### Task statement:
Set out each line from the following listing that includes the word "Motor".

— start of Data shown —

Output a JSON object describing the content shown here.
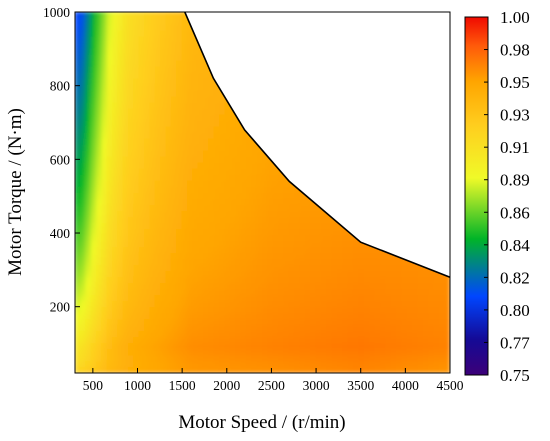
{
  "chart_data": {
    "type": "heatmap",
    "title": "",
    "xlabel": "Motor Speed / (r/min)",
    "ylabel": "Motor Torque / (N·m)",
    "xlim": [
      300,
      4500
    ],
    "ylim": [
      20,
      1000
    ],
    "x_ticks": [
      "500",
      "1000",
      "1500",
      "2000",
      "2500",
      "3000",
      "3500",
      "4000",
      "4500"
    ],
    "y_ticks": [
      "200",
      "400",
      "600",
      "800",
      "1000"
    ],
    "colorbar": {
      "min": 0.75,
      "max": 1.0,
      "ticks": [
        "0.75",
        "0.77",
        "0.80",
        "0.82",
        "0.84",
        "0.86",
        "0.89",
        "0.91",
        "0.93",
        "0.95",
        "0.98",
        "1.00"
      ]
    },
    "max_torque_envelope": {
      "speed": [
        1530,
        1850,
        2200,
        2700,
        3500,
        4500
      ],
      "torque": [
        1000,
        820,
        680,
        540,
        375,
        280
      ]
    },
    "efficiency_profile_by_speed": {
      "speed": [
        300,
        400,
        500,
        700,
        900,
        1200,
        1600,
        2500,
        3500,
        4500
      ],
      "efficiency_high_torque": [
        0.8,
        0.81,
        0.84,
        0.885,
        0.91,
        0.925,
        0.94,
        0.95,
        0.952,
        0.955
      ],
      "efficiency_low_torque": [
        0.935,
        0.94,
        0.945,
        0.955,
        0.96,
        0.965,
        0.97,
        0.972,
        0.976,
        0.97
      ]
    }
  }
}
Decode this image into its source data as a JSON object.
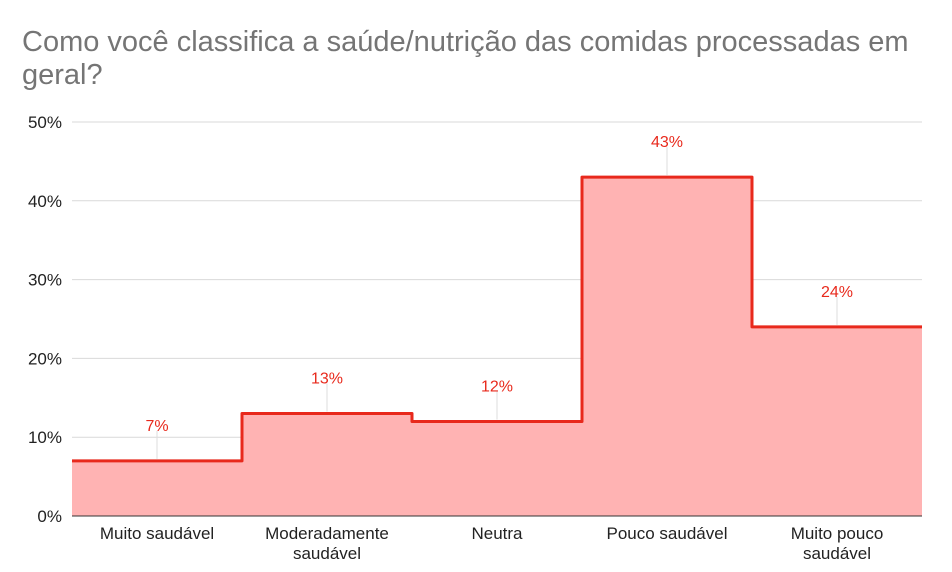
{
  "chart_data": {
    "type": "area",
    "title": "Como você classifica a saúde/nutrição das comidas processadas em geral?",
    "xlabel": "",
    "ylabel": "",
    "categories": [
      [
        "Muito saudável"
      ],
      [
        "Moderadamente",
        "saudável"
      ],
      [
        "Neutra"
      ],
      [
        "Pouco saudável"
      ],
      [
        "Muito pouco",
        "saudável"
      ]
    ],
    "series": [
      {
        "values": [
          7,
          13,
          12,
          43,
          24
        ]
      }
    ],
    "data_labels": [
      "7%",
      "13%",
      "12%",
      "43%",
      "24%"
    ],
    "y_ticks": [
      "0%",
      "10%",
      "20%",
      "30%",
      "40%",
      "50%"
    ],
    "ylim": [
      0,
      50
    ],
    "grid": true,
    "line_style": "stepped",
    "colors": {
      "line": "#e8291c",
      "fill": "#ffb3b3",
      "grid": "#d9d9d9",
      "label": "#e8291c"
    }
  }
}
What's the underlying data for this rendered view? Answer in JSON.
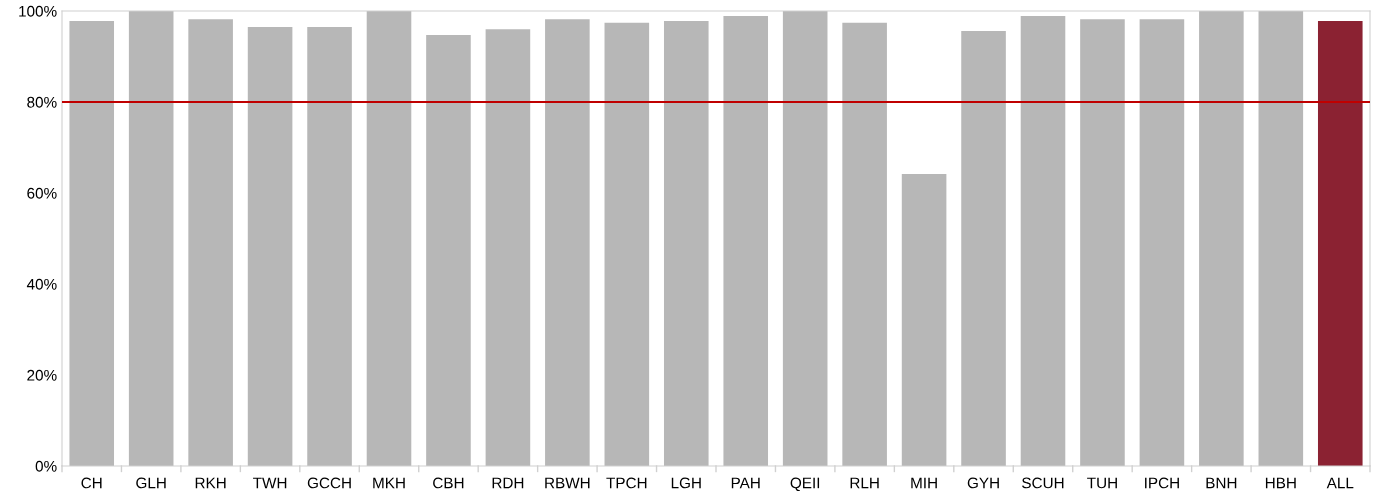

— end of Data shown —

### Output below:
    "xlabel": "Motor Speed / (r/min)",
    "ylabel": "Motor Torque / (N·m)",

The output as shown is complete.